*** Information shown ***
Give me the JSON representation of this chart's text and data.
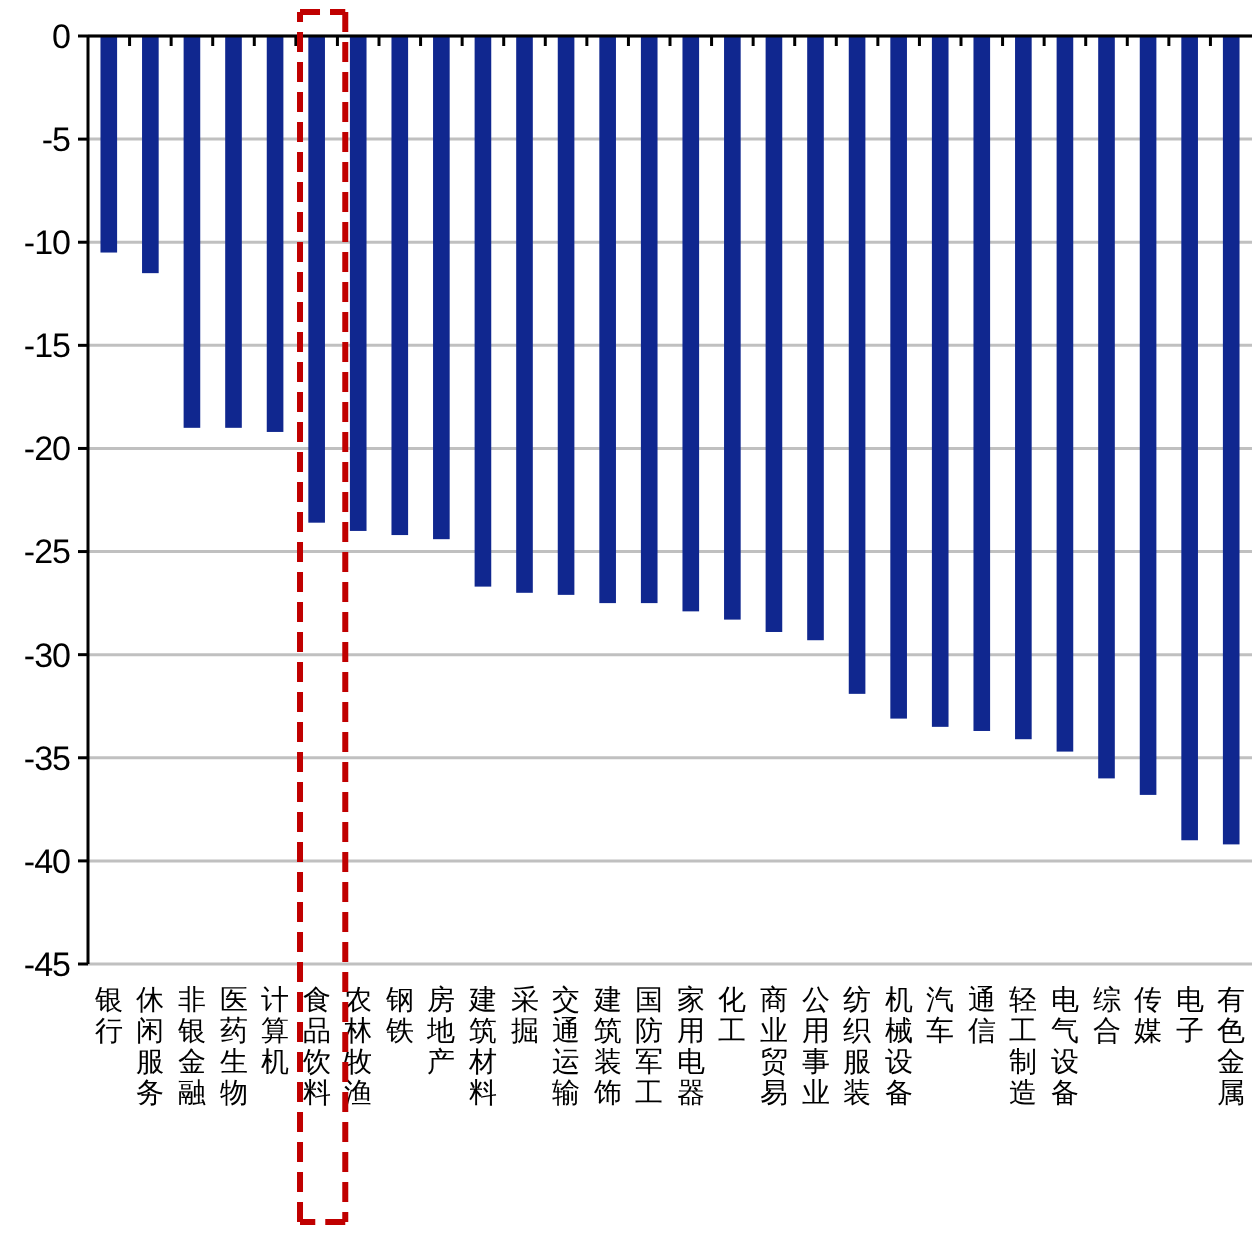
{
  "chart_data": {
    "type": "bar",
    "categories": [
      "银行",
      "休闲服务",
      "非银金融",
      "医药生物",
      "计算机",
      "食品饮料",
      "农林牧渔",
      "钢铁",
      "房地产",
      "建筑材料",
      "采掘",
      "交通运输",
      "建筑装饰",
      "国防军工",
      "家用电器",
      "化工",
      "商业贸易",
      "公用事业",
      "纺织服装",
      "机械设备",
      "汽车",
      "通信",
      "轻工制造",
      "电气设备",
      "综合",
      "传媒",
      "电子",
      "有色金属"
    ],
    "values": [
      -10.5,
      -11.5,
      -19,
      -19,
      -19.2,
      -23.6,
      -24,
      -24.2,
      -24.4,
      -26.7,
      -27,
      -27.1,
      -27.5,
      -27.5,
      -27.9,
      -28.3,
      -28.9,
      -29.3,
      -31.9,
      -33.1,
      -33.5,
      -33.7,
      -34.1,
      -34.7,
      -36,
      -36.8,
      -39,
      -39.2
    ],
    "color": "#10278f",
    "ylim": [
      -45,
      0
    ],
    "yticks": [
      0,
      -5,
      -10,
      -15,
      -20,
      -25,
      -30,
      -35,
      -40,
      -45
    ],
    "grid": "y"
  }
}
***
## Task directions
The listing above must be printed again exactly, minus its pictures.

## Final answer
Give me the JSON representation of this chart's text and data.
{
  "chart_data": {
    "type": "bar",
    "categories": [
      "银行",
      "休闲服务",
      "非银金融",
      "医药生物",
      "计算机",
      "食品饮料",
      "农林牧渔",
      "钢铁",
      "房地产",
      "建筑材料",
      "采掘",
      "交通运输",
      "建筑装饰",
      "国防军工",
      "家用电器",
      "化工",
      "商业贸易",
      "公用事业",
      "纺织服装",
      "机械设备",
      "汽车",
      "通信",
      "轻工制造",
      "电气设备",
      "综合",
      "传媒",
      "电子",
      "有色金属"
    ],
    "values": [
      -10.5,
      -11.5,
      -19,
      -19,
      -19.2,
      -23.6,
      -24,
      -24.2,
      -24.4,
      -26.7,
      -27,
      -27.1,
      -27.5,
      -27.5,
      -27.9,
      -28.3,
      -28.9,
      -29.3,
      -31.9,
      -33.1,
      -33.5,
      -33.7,
      -34.1,
      -34.7,
      -36,
      -36.8,
      -39,
      -39.2
    ],
    "color": "#10278f",
    "ylim": [
      -45,
      0
    ],
    "yticks": [
      0,
      -5,
      -10,
      -15,
      -20,
      -25,
      -30,
      -35,
      -40,
      -45
    ],
    "grid": "y"
  }
}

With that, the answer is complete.